Problem to work on
Write out the listing beneath this instruction in its entirety, exactly as it reads.

** START **

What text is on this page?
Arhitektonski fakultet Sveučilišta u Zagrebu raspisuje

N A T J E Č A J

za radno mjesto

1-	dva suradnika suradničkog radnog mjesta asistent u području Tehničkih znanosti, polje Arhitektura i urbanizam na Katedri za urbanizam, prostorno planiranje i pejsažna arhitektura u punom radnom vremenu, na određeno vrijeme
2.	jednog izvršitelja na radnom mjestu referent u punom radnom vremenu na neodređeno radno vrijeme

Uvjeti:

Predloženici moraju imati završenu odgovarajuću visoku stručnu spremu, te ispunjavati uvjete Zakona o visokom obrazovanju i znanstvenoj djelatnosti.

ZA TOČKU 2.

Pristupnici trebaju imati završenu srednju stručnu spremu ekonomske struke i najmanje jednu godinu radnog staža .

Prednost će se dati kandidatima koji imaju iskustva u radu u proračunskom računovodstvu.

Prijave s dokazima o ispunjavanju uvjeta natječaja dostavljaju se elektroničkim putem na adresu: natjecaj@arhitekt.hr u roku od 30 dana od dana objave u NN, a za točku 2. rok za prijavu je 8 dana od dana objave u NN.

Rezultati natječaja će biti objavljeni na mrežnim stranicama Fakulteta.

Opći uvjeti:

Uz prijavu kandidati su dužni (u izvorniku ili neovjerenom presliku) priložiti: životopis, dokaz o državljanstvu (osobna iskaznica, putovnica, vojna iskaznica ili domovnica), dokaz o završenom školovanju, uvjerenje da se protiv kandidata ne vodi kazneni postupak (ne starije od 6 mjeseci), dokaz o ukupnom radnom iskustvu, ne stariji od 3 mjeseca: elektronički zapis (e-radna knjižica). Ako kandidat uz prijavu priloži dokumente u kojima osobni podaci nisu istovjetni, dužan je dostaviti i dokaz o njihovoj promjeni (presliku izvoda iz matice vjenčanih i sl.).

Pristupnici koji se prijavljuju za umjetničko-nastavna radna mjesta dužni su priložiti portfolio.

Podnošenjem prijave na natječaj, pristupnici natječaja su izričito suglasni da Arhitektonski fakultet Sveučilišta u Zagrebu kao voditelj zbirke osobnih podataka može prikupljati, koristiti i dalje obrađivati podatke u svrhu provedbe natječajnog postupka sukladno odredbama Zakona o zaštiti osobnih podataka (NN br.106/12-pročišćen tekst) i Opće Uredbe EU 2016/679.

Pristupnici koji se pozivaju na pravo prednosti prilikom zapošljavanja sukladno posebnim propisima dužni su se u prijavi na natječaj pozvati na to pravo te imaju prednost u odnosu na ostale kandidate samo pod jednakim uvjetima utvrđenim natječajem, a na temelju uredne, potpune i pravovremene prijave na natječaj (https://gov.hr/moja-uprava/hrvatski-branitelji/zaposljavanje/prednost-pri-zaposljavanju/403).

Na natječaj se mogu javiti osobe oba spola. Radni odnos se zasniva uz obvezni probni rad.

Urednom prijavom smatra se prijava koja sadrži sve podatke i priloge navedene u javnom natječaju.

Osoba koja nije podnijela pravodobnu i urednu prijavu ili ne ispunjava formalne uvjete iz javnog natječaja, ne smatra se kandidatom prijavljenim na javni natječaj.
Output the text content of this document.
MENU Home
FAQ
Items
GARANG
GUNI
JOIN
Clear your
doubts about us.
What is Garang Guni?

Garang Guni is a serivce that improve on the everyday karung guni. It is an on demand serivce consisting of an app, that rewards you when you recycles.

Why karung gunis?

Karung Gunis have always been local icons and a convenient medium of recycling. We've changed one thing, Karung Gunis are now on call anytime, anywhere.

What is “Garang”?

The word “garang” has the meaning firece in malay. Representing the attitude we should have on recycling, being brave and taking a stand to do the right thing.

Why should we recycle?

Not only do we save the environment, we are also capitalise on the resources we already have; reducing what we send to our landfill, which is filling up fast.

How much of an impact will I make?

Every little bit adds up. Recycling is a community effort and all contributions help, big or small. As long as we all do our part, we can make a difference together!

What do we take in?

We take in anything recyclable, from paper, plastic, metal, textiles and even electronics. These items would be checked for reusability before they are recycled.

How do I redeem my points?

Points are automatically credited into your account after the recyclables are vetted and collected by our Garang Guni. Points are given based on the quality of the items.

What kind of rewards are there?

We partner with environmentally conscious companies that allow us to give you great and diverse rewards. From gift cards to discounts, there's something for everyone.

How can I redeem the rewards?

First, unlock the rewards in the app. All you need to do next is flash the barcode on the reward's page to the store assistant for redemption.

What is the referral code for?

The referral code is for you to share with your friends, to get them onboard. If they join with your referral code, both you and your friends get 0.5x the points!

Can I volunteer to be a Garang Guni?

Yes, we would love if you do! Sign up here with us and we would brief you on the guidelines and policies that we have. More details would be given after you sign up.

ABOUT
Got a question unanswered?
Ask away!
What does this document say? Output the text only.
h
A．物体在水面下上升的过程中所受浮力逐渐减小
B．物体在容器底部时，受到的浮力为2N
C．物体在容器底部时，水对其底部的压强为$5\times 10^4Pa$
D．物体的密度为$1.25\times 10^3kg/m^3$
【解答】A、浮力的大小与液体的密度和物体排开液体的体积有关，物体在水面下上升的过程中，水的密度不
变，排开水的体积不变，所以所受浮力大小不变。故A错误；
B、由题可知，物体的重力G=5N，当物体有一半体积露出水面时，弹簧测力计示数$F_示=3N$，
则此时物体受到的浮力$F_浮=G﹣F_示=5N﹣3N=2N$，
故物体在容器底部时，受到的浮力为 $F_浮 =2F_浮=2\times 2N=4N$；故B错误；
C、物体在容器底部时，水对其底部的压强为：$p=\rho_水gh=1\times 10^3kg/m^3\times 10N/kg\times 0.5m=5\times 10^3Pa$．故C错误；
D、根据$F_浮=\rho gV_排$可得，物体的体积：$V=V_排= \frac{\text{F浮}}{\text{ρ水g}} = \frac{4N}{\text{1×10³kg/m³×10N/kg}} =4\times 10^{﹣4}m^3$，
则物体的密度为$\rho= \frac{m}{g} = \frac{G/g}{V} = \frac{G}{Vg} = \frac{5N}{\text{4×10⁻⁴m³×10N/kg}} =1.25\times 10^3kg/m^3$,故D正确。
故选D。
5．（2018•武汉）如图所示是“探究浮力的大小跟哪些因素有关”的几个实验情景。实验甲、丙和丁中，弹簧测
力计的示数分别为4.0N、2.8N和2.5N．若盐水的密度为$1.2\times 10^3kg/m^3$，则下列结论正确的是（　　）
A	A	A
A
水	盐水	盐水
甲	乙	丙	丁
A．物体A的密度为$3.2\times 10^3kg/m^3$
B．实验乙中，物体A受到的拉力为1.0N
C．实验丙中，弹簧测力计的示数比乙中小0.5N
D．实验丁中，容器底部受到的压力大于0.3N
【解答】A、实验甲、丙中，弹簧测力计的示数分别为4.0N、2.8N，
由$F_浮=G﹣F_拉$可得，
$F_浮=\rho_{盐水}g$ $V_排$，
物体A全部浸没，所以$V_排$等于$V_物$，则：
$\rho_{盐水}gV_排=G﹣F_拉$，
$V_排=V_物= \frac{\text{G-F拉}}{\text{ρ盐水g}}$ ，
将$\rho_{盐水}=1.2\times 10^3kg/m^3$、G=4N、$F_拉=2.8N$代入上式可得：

** END **

Full output
What text is on this page?
Arhitektonski fakultet Sveučilišta u Zagrebu raspisuje

N A T J E Č A J

za radno mjesto

1-	dva suradnika suradničkog radnog mjesta asistent u području Tehničkih znanosti, polje Arhitektura i urbanizam na Katedri za urbanizam, prostorno planiranje i pejsažna arhitektura u punom radnom vremenu, na određeno vrijeme
2.	jednog izvršitelja na radnom mjestu referent u punom radnom vremenu na neodređeno radno vrijeme

Uvjeti:

Predloženici moraju imati završenu odgovarajuću visoku stručnu spremu, te ispunjavati uvjete Zakona o visokom obrazovanju i znanstvenoj djelatnosti.

ZA TOČKU 2.

Pristupnici trebaju imati završenu srednju stručnu spremu ekonomske struke i najmanje jednu godinu radnog staža .

Prednost će se dati kandidatima koji imaju iskustva u radu u proračunskom računovodstvu.

Prijave s dokazima o ispunjavanju uvjeta natječaja dostavljaju se elektroničkim putem na adresu: natjecaj@arhitekt.hr u roku od 30 dana od dana objave u NN, a za točku 2. rok za prijavu je 8 dana od dana objave u NN.

Rezultati natječaja će biti objavljeni na mrežnim stranicama Fakulteta.

Opći uvjeti:

Uz prijavu kandidati su dužni (u izvorniku ili neovjerenom presliku) priložiti: životopis, dokaz o državljanstvu (osobna iskaznica, putovnica, vojna iskaznica ili domovnica), dokaz o završenom školovanju, uvjerenje da se protiv kandidata ne vodi kazneni postupak (ne starije od 6 mjeseci), dokaz o ukupnom radnom iskustvu, ne stariji od 3 mjeseca: elektronički zapis (e-radna knjižica). Ako kandidat uz prijavu priloži dokumente u kojima osobni podaci nisu istovjetni, dužan je dostaviti i dokaz o njihovoj promjeni (presliku izvoda iz matice vjenčanih i sl.).

Pristupnici koji se prijavljuju za umjetničko-nastavna radna mjesta dužni su priložiti portfolio.

Podnošenjem prijave na natječaj, pristupnici natječaja su izričito suglasni da Arhitektonski fakultet Sveučilišta u Zagrebu kao voditelj zbirke osobnih podataka može prikupljati, koristiti i dalje obrađivati podatke u svrhu provedbe natječajnog postupka sukladno odredbama Zakona o zaštiti osobnih podataka (NN br.106/12-pročišćen tekst) i Opće Uredbe EU 2016/679.

Pristupnici koji se pozivaju na pravo prednosti prilikom zapošljavanja sukladno posebnim propisima dužni su se u prijavi na natječaj pozvati na to pravo te imaju prednost u odnosu na ostale kandidate samo pod jednakim uvjetima utvrđenim natječajem, a na temelju uredne, potpune i pravovremene prijave na natječaj (https://gov.hr/moja-uprava/hrvatski-branitelji/zaposljavanje/prednost-pri-zaposljavanju/403).

Na natječaj se mogu javiti osobe oba spola. Radni odnos se zasniva uz obvezni probni rad.

Urednom prijavom smatra se prijava koja sadrži sve podatke i priloge navedene u javnom natječaju.

Osoba koja nije podnijela pravodobnu i urednu prijavu ili ne ispunjava formalne uvjete iz javnog natječaja, ne smatra se kandidatom prijavljenim na javni natječaj.
Output the text content of this document.
MENU Home
FAQ
Items
GARANG
GUNI
JOIN
Clear your
doubts about us.
What is Garang Guni?

Garang Guni is a serivce that improve on the everyday karung guni. It is an on demand serivce consisting of an app, that rewards you when you recycles.

Why karung gunis?

Karung Gunis have always been local icons and a convenient medium of recycling. We've changed one thing, Karung Gunis are now on call anytime, anywhere.

What is “Garang”?

The word “garang” has the meaning firece in malay. Representing the attitude we should have on recycling, being brave and taking a stand to do the right thing.

Why should we recycle?

Not only do we save the environment, we are also capitalise on the resources we already have; reducing what we send to our landfill, which is filling up fast.

How much of an impact will I make?

Every little bit adds up. Recycling is a community effort and all contributions help, big or small. As long as we all do our part, we can make a difference together!

What do we take in?

We take in anything recyclable, from paper, plastic, metal, textiles and even electronics. These items would be checked for reusability before they are recycled.

How do I redeem my points?

Points are automatically credited into your account after the recyclables are vetted and collected by our Garang Guni. Points are given based on the quality of the items.

What kind of rewards are there?

We partner with environmentally conscious companies that allow us to give you great and diverse rewards. From gift cards to discounts, there's something for everyone.

How can I redeem the rewards?

First, unlock the rewards in the app. All you need to do next is flash the barcode on the reward's page to the store assistant for redemption.

What is the referral code for?

The referral code is for you to share with your friends, to get them onboard. If they join with your referral code, both you and your friends get 0.5x the points!

Can I volunteer to be a Garang Guni?

Yes, we would love if you do! Sign up here with us and we would brief you on the guidelines and policies that we have. More details would be given after you sign up.

ABOUT
Got a question unanswered?
Ask away!
What does this document say? Output the text only.
h
A．物体在水面下上升的过程中所受浮力逐渐减小
B．物体在容器底部时，受到的浮力为2N
C．物体在容器底部时，水对其底部的压强为$5\times 10^4Pa$
D．物体的密度为$1.25\times 10^3kg/m^3$
【解答】A、浮力的大小与液体的密度和物体排开液体的体积有关，物体在水面下上升的过程中，水的密度不
变，排开水的体积不变，所以所受浮力大小不变。故A错误；
B、由题可知，物体的重力G=5N，当物体有一半体积露出水面时，弹簧测力计示数$F_示=3N$，
则此时物体受到的浮力$F_浮=G﹣F_示=5N﹣3N=2N$，
故物体在容器底部时，受到的浮力为 $F_浮 =2F_浮=2\times 2N=4N$；故B错误；
C、物体在容器底部时，水对其底部的压强为：$p=\rho_水gh=1\times 10^3kg/m^3\times 10N/kg\times 0.5m=5\times 10^3Pa$．故C错误；
D、根据$F_浮=\rho gV_排$可得，物体的体积：$V=V_排= \frac{\text{F浮}}{\text{ρ水g}} = \frac{4N}{\text{1×10³kg/m³×10N/kg}} =4\times 10^{﹣4}m^3$，
则物体的密度为$\rho= \frac{m}{g} = \frac{G/g}{V} = \frac{G}{Vg} = \frac{5N}{\text{4×10⁻⁴m³×10N/kg}} =1.25\times 10^3kg/m^3$,故D正确。
故选D。
5．（2018•武汉）如图所示是“探究浮力的大小跟哪些因素有关”的几个实验情景。实验甲、丙和丁中，弹簧测
力计的示数分别为4.0N、2.8N和2.5N．若盐水的密度为$1.2\times 10^3kg/m^3$，则下列结论正确的是（　　）
A	A	A
A
水	盐水	盐水
甲	乙	丙	丁
A．物体A的密度为$3.2\times 10^3kg/m^3$
B．实验乙中，物体A受到的拉力为1.0N
C．实验丙中，弹簧测力计的示数比乙中小0.5N
D．实验丁中，容器底部受到的压力大于0.3N
【解答】A、实验甲、丙中，弹簧测力计的示数分别为4.0N、2.8N，
由$F_浮=G﹣F_拉$可得，
$F_浮=\rho_{盐水}g$ $V_排$，
物体A全部浸没，所以$V_排$等于$V_物$，则：
$\rho_{盐水}gV_排=G﹣F_拉$，
$V_排=V_物= \frac{\text{G-F拉}}{\text{ρ盐水g}}$ ，
将$\rho_{盐水}=1.2\times 10^3kg/m^3$、G=4N、$F_拉=2.8N$代入上式可得：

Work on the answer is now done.